>> START
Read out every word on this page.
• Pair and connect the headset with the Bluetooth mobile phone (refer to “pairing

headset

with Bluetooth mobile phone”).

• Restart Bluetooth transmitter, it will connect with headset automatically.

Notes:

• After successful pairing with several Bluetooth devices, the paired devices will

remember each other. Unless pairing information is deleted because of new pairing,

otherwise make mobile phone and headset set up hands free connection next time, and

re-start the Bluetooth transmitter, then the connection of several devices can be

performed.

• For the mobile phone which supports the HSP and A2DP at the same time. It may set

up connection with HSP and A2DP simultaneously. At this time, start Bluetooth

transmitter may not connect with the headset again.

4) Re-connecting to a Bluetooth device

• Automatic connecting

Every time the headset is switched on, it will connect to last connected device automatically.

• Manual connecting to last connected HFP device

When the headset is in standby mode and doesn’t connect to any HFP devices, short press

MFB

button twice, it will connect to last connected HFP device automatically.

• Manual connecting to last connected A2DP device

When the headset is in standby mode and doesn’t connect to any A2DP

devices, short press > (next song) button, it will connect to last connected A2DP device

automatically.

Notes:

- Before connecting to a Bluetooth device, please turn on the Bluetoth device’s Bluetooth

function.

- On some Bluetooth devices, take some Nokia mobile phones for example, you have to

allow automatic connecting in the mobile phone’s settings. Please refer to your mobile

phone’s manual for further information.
>> END
> _Required task_
All of the data needs to be printed once more, exactly.

> _Answer for the task_
Read out every word on this page.
• Pair and connect the headset with the Bluetooth mobile phone (refer to “pairing

headset

with Bluetooth mobile phone”).

• Restart Bluetooth transmitter, it will connect with headset automatically.

Notes:

• After successful pairing with several Bluetooth devices, the paired devices will

remember each other. Unless pairing information is deleted because of new pairing,

otherwise make mobile phone and headset set up hands free connection next time, and

re-start the Bluetooth transmitter, then the connection of several devices can be

performed.

• For the mobile phone which supports the HSP and A2DP at the same time. It may set

up connection with HSP and A2DP simultaneously. At this time, start Bluetooth

transmitter may not connect with the headset again.

4) Re-connecting to a Bluetooth device

• Automatic connecting

Every time the headset is switched on, it will connect to last connected device automatically.

• Manual connecting to last connected HFP device

When the headset is in standby mode and doesn’t connect to any HFP devices, short press

MFB

button twice, it will connect to last connected HFP device automatically.

• Manual connecting to last connected A2DP device

When the headset is in standby mode and doesn’t connect to any A2DP

devices, short press > (next song) button, it will connect to last connected A2DP device

automatically.

Notes:

- Before connecting to a Bluetooth device, please turn on the Bluetoth device’s Bluetooth

function.

- On some Bluetooth devices, take some Nokia mobile phones for example, you have to

allow automatic connecting in the mobile phone’s settings. Please refer to your mobile

phone’s manual for further information.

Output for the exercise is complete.